Dataset items
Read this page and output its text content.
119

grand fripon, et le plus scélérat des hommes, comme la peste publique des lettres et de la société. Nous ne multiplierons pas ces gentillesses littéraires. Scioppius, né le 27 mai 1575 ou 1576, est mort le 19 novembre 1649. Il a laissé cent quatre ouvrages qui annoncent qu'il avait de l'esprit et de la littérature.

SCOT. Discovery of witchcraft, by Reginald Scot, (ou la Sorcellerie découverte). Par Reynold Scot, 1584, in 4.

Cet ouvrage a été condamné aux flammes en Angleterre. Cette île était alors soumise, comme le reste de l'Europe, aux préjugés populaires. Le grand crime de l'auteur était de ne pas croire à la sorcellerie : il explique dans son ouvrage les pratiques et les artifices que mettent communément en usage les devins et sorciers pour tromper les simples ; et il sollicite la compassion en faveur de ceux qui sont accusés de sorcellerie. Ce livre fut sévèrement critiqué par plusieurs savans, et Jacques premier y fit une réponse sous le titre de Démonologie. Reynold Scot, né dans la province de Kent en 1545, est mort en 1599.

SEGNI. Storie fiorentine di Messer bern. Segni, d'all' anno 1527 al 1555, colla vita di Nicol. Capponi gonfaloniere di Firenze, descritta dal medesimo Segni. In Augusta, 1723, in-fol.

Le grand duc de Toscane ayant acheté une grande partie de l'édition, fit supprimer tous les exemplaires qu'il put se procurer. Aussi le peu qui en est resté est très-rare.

- Directive -
Hand back the material above in full, exactly as written.

- Finished answer -
Read this page and output its text content.
119

grand fripon, et le plus scélérat des hommes, comme la peste publique des lettres et de la société. Nous ne multiplierons pas ces gentillesses littéraires. Scioppius, né le 27 mai 1575 ou 1576, est mort le 19 novembre 1649. Il a laissé cent quatre ouvrages qui annoncent qu'il avait de l'esprit et de la littérature.

SCOT. Discovery of witchcraft, by Reginald Scot, (ou la Sorcellerie découverte). Par Reynold Scot, 1584, in 4.

Cet ouvrage a été condamné aux flammes en Angleterre. Cette île était alors soumise, comme le reste de l'Europe, aux préjugés populaires. Le grand crime de l'auteur était de ne pas croire à la sorcellerie : il explique dans son ouvrage les pratiques et les artifices que mettent communément en usage les devins et sorciers pour tromper les simples ; et il sollicite la compassion en faveur de ceux qui sont accusés de sorcellerie. Ce livre fut sévèrement critiqué par plusieurs savans, et Jacques premier y fit une réponse sous le titre de Démonologie. Reynold Scot, né dans la province de Kent en 1545, est mort en 1599.

SEGNI. Storie fiorentine di Messer bern. Segni, d'all' anno 1527 al 1555, colla vita di Nicol. Capponi gonfaloniere di Firenze, descritta dal medesimo Segni. In Augusta, 1723, in-fol.

Le grand duc de Toscane ayant acheté une grande partie de l'édition, fit supprimer tous les exemplaires qu'il put se procurer. Aussi le peu qui en est resté est très-rare.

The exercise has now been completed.